• [Exercise aim]: Please give the listing again in its entirety, exactly as written.

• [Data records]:
——
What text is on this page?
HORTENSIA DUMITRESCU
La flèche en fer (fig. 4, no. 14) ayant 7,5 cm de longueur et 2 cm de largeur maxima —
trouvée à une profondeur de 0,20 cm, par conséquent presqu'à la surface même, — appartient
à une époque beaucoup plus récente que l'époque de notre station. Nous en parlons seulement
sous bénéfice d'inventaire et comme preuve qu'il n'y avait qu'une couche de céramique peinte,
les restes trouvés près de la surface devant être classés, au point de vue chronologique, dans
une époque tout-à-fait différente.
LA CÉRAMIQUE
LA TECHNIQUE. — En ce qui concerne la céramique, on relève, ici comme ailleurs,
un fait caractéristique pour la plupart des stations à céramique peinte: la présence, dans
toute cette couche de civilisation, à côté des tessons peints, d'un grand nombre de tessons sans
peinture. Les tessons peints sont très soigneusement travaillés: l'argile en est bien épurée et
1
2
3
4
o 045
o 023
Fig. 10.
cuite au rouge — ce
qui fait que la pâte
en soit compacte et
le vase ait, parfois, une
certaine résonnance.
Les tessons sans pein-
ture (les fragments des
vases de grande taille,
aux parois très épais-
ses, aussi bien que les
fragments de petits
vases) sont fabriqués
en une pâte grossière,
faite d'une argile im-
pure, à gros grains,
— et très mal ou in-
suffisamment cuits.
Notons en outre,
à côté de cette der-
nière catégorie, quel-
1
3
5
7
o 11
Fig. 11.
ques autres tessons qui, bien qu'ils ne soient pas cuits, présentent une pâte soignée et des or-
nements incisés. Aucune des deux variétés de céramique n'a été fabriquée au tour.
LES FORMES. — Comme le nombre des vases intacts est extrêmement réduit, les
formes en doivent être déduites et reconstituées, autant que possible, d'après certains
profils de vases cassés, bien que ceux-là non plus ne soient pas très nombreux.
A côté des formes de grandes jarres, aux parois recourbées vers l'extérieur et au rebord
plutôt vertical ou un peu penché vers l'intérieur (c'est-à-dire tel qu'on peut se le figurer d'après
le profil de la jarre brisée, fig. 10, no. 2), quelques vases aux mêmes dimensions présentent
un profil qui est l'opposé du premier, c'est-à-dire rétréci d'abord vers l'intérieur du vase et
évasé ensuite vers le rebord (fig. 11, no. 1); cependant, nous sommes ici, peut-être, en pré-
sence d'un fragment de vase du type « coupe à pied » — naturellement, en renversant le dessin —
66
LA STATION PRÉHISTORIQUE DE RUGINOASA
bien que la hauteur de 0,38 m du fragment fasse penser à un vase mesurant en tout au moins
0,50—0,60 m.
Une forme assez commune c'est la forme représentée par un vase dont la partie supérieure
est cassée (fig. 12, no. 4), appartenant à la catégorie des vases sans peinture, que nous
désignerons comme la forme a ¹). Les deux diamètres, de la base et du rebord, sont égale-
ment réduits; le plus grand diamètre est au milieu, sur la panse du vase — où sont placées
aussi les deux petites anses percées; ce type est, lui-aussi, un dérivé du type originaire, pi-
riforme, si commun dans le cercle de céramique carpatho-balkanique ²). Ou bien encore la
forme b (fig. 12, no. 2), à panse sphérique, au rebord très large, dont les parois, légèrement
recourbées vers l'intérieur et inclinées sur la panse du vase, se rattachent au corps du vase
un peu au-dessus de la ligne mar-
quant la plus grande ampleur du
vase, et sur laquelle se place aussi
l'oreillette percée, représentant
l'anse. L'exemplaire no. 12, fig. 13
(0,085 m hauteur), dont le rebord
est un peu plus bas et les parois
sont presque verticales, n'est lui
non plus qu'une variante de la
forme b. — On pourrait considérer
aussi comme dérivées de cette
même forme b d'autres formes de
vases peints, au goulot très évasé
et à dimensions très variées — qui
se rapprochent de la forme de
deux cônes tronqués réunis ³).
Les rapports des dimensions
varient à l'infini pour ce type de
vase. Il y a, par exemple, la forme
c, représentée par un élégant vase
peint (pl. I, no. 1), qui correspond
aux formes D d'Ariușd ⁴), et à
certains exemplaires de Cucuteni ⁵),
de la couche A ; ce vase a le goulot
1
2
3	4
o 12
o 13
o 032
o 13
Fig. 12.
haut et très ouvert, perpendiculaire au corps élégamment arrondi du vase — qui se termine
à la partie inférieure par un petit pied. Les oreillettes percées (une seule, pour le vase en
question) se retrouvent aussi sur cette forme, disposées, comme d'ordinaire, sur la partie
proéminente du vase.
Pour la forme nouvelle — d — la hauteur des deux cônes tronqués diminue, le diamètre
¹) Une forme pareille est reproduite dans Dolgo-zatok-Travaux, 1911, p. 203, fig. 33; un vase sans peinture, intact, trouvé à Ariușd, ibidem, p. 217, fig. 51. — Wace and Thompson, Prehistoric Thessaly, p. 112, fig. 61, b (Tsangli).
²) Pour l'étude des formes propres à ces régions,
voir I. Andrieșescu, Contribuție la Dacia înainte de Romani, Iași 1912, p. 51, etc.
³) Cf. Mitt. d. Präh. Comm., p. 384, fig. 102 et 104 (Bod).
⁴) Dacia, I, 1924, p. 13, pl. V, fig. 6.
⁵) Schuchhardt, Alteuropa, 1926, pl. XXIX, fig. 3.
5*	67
——
• [Answer for the task]:
What text is on this page?
HORTENSIA DUMITRESCU
La flèche en fer (fig. 4, no. 14) ayant 7,5 cm de longueur et 2 cm de largeur maxima —
trouvée à une profondeur de 0,20 cm, par conséquent presqu'à la surface même, — appartient
à une époque beaucoup plus récente que l'époque de notre station. Nous en parlons seulement
sous bénéfice d'inventaire et comme preuve qu'il n'y avait qu'une couche de céramique peinte,
les restes trouvés près de la surface devant être classés, au point de vue chronologique, dans
une époque tout-à-fait différente.
LA CÉRAMIQUE
LA TECHNIQUE. — En ce qui concerne la céramique, on relève, ici comme ailleurs,
un fait caractéristique pour la plupart des stations à céramique peinte: la présence, dans
toute cette couche de civilisation, à côté des tessons peints, d'un grand nombre de tessons sans
peinture. Les tessons peints sont très soigneusement travaillés: l'argile en est bien épurée et
1
2
3
4
o 045
o 023
Fig. 10.
cuite au rouge — ce
qui fait que la pâte
en soit compacte et
le vase ait, parfois, une
certaine résonnance.
Les tessons sans pein-
ture (les fragments des
vases de grande taille,
aux parois très épais-
ses, aussi bien que les
fragments de petits
vases) sont fabriqués
en une pâte grossière,
faite d'une argile im-
pure, à gros grains,
— et très mal ou in-
suffisamment cuits.
Notons en outre,
à côté de cette der-
nière catégorie, quel-
1
3
5
7
o 11
Fig. 11.
ques autres tessons qui, bien qu'ils ne soient pas cuits, présentent une pâte soignée et des or-
nements incisés. Aucune des deux variétés de céramique n'a été fabriquée au tour.
LES FORMES. — Comme le nombre des vases intacts est extrêmement réduit, les
formes en doivent être déduites et reconstituées, autant que possible, d'après certains
profils de vases cassés, bien que ceux-là non plus ne soient pas très nombreux.
A côté des formes de grandes jarres, aux parois recourbées vers l'extérieur et au rebord
plutôt vertical ou un peu penché vers l'intérieur (c'est-à-dire tel qu'on peut se le figurer d'après
le profil de la jarre brisée, fig. 10, no. 2), quelques vases aux mêmes dimensions présentent
un profil qui est l'opposé du premier, c'est-à-dire rétréci d'abord vers l'intérieur du vase et
évasé ensuite vers le rebord (fig. 11, no. 1); cependant, nous sommes ici, peut-être, en pré-
sence d'un fragment de vase du type « coupe à pied » — naturellement, en renversant le dessin —
66
LA STATION PRÉHISTORIQUE DE RUGINOASA
bien que la hauteur de 0,38 m du fragment fasse penser à un vase mesurant en tout au moins
0,50—0,60 m.
Une forme assez commune c'est la forme représentée par un vase dont la partie supérieure
est cassée (fig. 12, no. 4), appartenant à la catégorie des vases sans peinture, que nous
désignerons comme la forme a ¹). Les deux diamètres, de la base et du rebord, sont égale-
ment réduits; le plus grand diamètre est au milieu, sur la panse du vase — où sont placées
aussi les deux petites anses percées; ce type est, lui-aussi, un dérivé du type originaire, pi-
riforme, si commun dans le cercle de céramique carpatho-balkanique ²). Ou bien encore la
forme b (fig. 12, no. 2), à panse sphérique, au rebord très large, dont les parois, légèrement
recourbées vers l'intérieur et inclinées sur la panse du vase, se rattachent au corps du vase
un peu au-dessus de la ligne mar-
quant la plus grande ampleur du
vase, et sur laquelle se place aussi
l'oreillette percée, représentant
l'anse. L'exemplaire no. 12, fig. 13
(0,085 m hauteur), dont le rebord
est un peu plus bas et les parois
sont presque verticales, n'est lui
non plus qu'une variante de la
forme b. — On pourrait considérer
aussi comme dérivées de cette
même forme b d'autres formes de
vases peints, au goulot très évasé
et à dimensions très variées — qui
se rapprochent de la forme de
deux cônes tronqués réunis ³).
Les rapports des dimensions
varient à l'infini pour ce type de
vase. Il y a, par exemple, la forme
c, représentée par un élégant vase
peint (pl. I, no. 1), qui correspond
aux formes D d'Ariușd ⁴), et à
certains exemplaires de Cucuteni ⁵),
de la couche A ; ce vase a le goulot
1
2
3	4
o 12
o 13
o 032
o 13
Fig. 12.
haut et très ouvert, perpendiculaire au corps élégamment arrondi du vase — qui se termine
à la partie inférieure par un petit pied. Les oreillettes percées (une seule, pour le vase en
question) se retrouvent aussi sur cette forme, disposées, comme d'ordinaire, sur la partie
proéminente du vase.
Pour la forme nouvelle — d — la hauteur des deux cônes tronqués diminue, le diamètre
¹) Une forme pareille est reproduite dans Dolgo-zatok-Travaux, 1911, p. 203, fig. 33; un vase sans peinture, intact, trouvé à Ariușd, ibidem, p. 217, fig. 51. — Wace and Thompson, Prehistoric Thessaly, p. 112, fig. 61, b (Tsangli).
²) Pour l'étude des formes propres à ces régions,
voir I. Andrieșescu, Contribuție la Dacia înainte de Romani, Iași 1912, p. 51, etc.
³) Cf. Mitt. d. Präh. Comm., p. 384, fig. 102 et 104 (Bod).
⁴) Dacia, I, 1924, p. 13, pl. V, fig. 6.
⁵) Schuchhardt, Alteuropa, 1926, pl. XXIX, fig. 3.
5*	67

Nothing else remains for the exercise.